Leave out the images; return the rest of the data exactly.

-- START Input material --

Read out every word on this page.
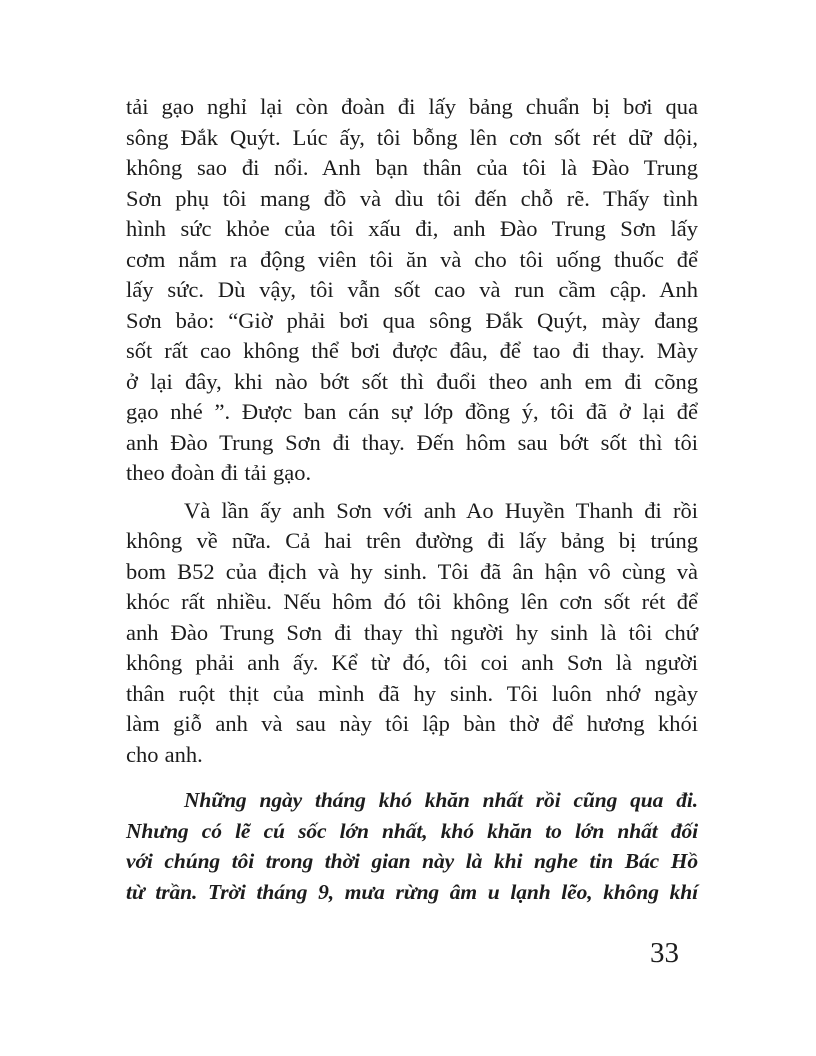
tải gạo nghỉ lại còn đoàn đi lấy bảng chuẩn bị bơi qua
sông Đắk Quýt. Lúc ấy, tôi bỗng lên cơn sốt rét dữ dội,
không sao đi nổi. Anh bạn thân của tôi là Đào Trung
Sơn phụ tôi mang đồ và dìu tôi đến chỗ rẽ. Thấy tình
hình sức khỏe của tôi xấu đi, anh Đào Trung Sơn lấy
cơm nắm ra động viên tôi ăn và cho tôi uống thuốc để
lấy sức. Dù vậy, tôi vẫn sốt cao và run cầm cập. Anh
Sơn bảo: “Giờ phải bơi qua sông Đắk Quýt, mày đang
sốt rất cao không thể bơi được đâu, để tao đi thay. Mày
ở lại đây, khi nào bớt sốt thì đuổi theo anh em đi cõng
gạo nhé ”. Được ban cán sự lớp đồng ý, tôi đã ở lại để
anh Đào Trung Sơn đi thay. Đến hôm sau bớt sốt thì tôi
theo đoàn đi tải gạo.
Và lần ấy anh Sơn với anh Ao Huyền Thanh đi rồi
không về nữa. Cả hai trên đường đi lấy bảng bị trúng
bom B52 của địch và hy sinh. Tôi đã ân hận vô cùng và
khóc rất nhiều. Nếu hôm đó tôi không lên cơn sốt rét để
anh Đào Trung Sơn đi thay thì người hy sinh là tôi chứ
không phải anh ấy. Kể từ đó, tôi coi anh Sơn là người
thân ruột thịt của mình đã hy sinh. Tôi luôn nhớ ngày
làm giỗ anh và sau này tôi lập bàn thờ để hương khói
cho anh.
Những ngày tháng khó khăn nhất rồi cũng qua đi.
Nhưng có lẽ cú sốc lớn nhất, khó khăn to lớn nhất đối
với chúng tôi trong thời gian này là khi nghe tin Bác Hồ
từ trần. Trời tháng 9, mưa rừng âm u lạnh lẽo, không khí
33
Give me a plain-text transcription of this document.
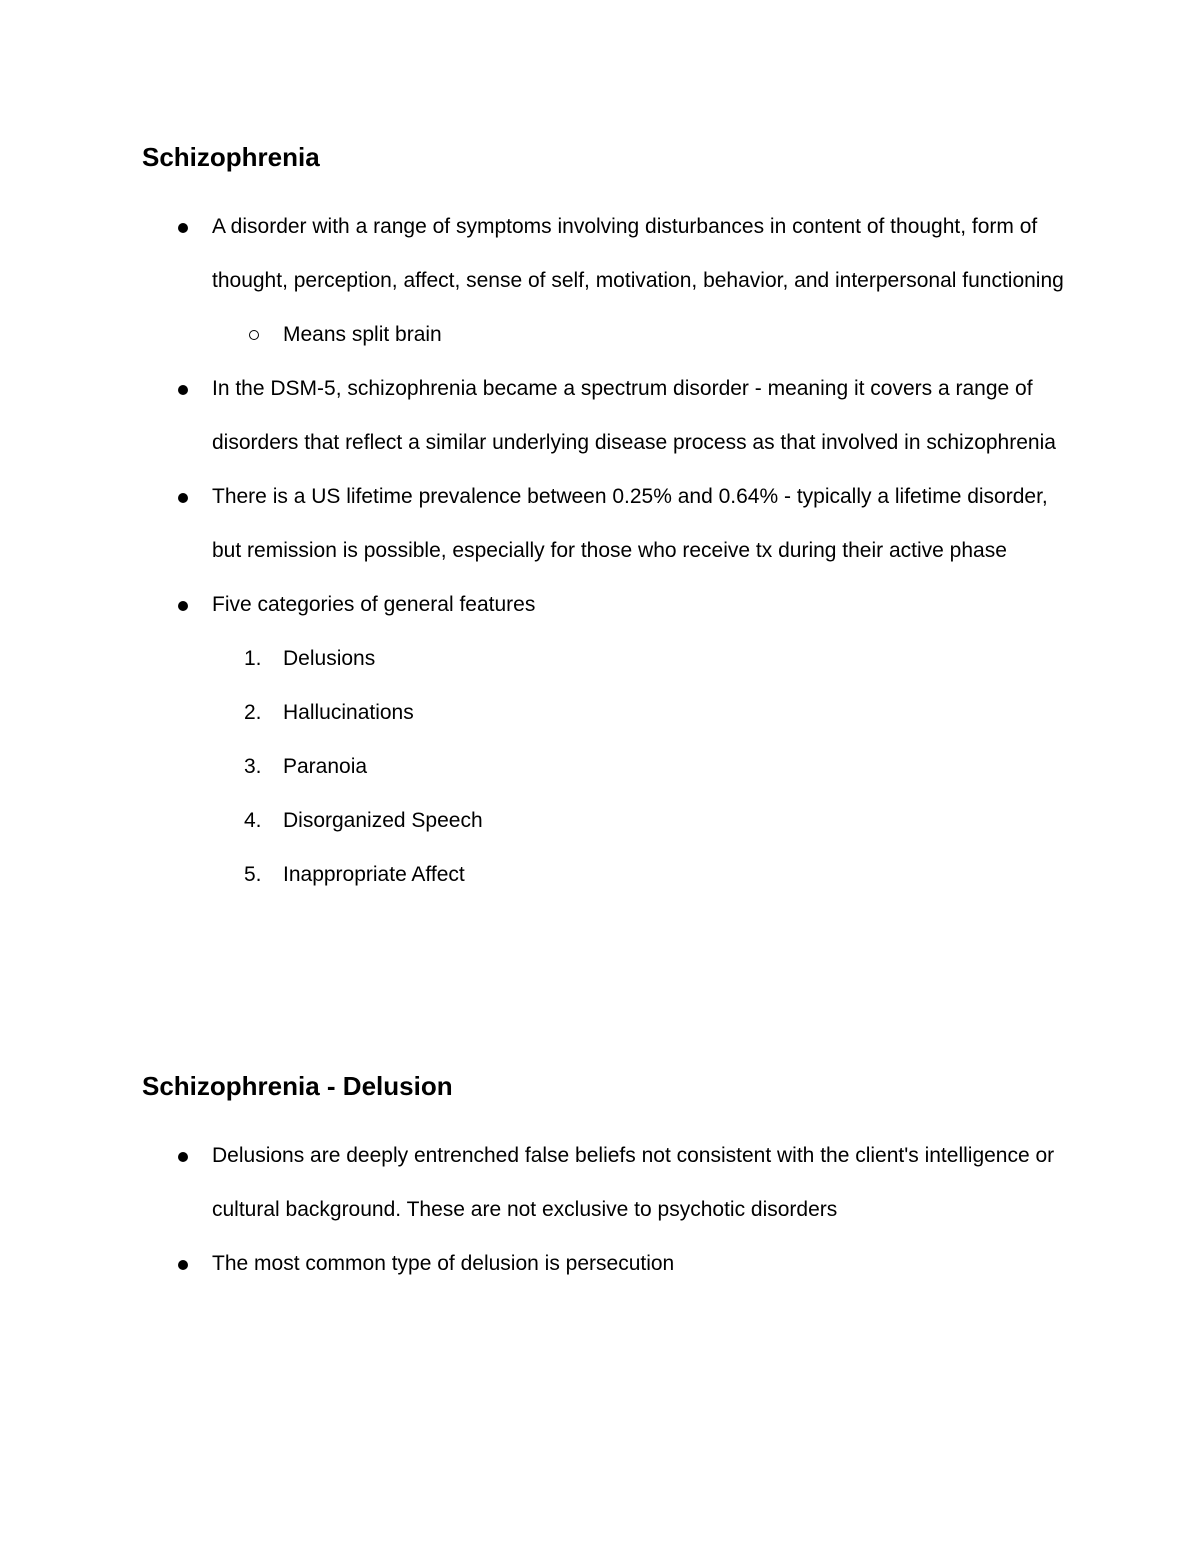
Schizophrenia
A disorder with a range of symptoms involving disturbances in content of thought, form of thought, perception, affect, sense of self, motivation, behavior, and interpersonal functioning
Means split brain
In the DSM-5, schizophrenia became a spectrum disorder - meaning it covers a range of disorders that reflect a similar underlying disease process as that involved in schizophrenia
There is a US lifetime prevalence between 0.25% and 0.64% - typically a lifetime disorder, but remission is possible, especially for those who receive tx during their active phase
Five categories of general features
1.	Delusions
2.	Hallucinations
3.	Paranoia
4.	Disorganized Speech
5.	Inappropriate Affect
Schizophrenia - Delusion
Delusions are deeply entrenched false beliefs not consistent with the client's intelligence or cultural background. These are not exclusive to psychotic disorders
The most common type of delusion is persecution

-- END Input material --

_Completed exercise_
Read out every word on this page.
tải gạo nghỉ lại còn đoàn đi lấy bảng chuẩn bị bơi qua
sông Đắk Quýt. Lúc ấy, tôi bỗng lên cơn sốt rét dữ dội,
không sao đi nổi. Anh bạn thân của tôi là Đào Trung
Sơn phụ tôi mang đồ và dìu tôi đến chỗ rẽ. Thấy tình
hình sức khỏe của tôi xấu đi, anh Đào Trung Sơn lấy
cơm nắm ra động viên tôi ăn và cho tôi uống thuốc để
lấy sức. Dù vậy, tôi vẫn sốt cao và run cầm cập. Anh
Sơn bảo: “Giờ phải bơi qua sông Đắk Quýt, mày đang
sốt rất cao không thể bơi được đâu, để tao đi thay. Mày
ở lại đây, khi nào bớt sốt thì đuổi theo anh em đi cõng
gạo nhé ”. Được ban cán sự lớp đồng ý, tôi đã ở lại để
anh Đào Trung Sơn đi thay. Đến hôm sau bớt sốt thì tôi
theo đoàn đi tải gạo.
Và lần ấy anh Sơn với anh Ao Huyền Thanh đi rồi
không về nữa. Cả hai trên đường đi lấy bảng bị trúng
bom B52 của địch và hy sinh. Tôi đã ân hận vô cùng và
khóc rất nhiều. Nếu hôm đó tôi không lên cơn sốt rét để
anh Đào Trung Sơn đi thay thì người hy sinh là tôi chứ
không phải anh ấy. Kể từ đó, tôi coi anh Sơn là người
thân ruột thịt của mình đã hy sinh. Tôi luôn nhớ ngày
làm giỗ anh và sau này tôi lập bàn thờ để hương khói
cho anh.
Những ngày tháng khó khăn nhất rồi cũng qua đi.
Nhưng có lẽ cú sốc lớn nhất, khó khăn to lớn nhất đối
với chúng tôi trong thời gian này là khi nghe tin Bác Hồ
từ trần. Trời tháng 9, mưa rừng âm u lạnh lẽo, không khí
33
Give me a plain-text transcription of this document.
Schizophrenia
A disorder with a range of symptoms involving disturbances in content of thought, form of thought, perception, affect, sense of self, motivation, behavior, and interpersonal functioning
Means split brain
In the DSM-5, schizophrenia became a spectrum disorder - meaning it covers a range of disorders that reflect a similar underlying disease process as that involved in schizophrenia
There is a US lifetime prevalence between 0.25% and 0.64% - typically a lifetime disorder, but remission is possible, especially for those who receive tx during their active phase
Five categories of general features
1.	Delusions
2.	Hallucinations
3.	Paranoia
4.	Disorganized Speech
5.	Inappropriate Affect
Schizophrenia - Delusion
Delusions are deeply entrenched false beliefs not consistent with the client's intelligence or cultural background. These are not exclusive to psychotic disorders
The most common type of delusion is persecution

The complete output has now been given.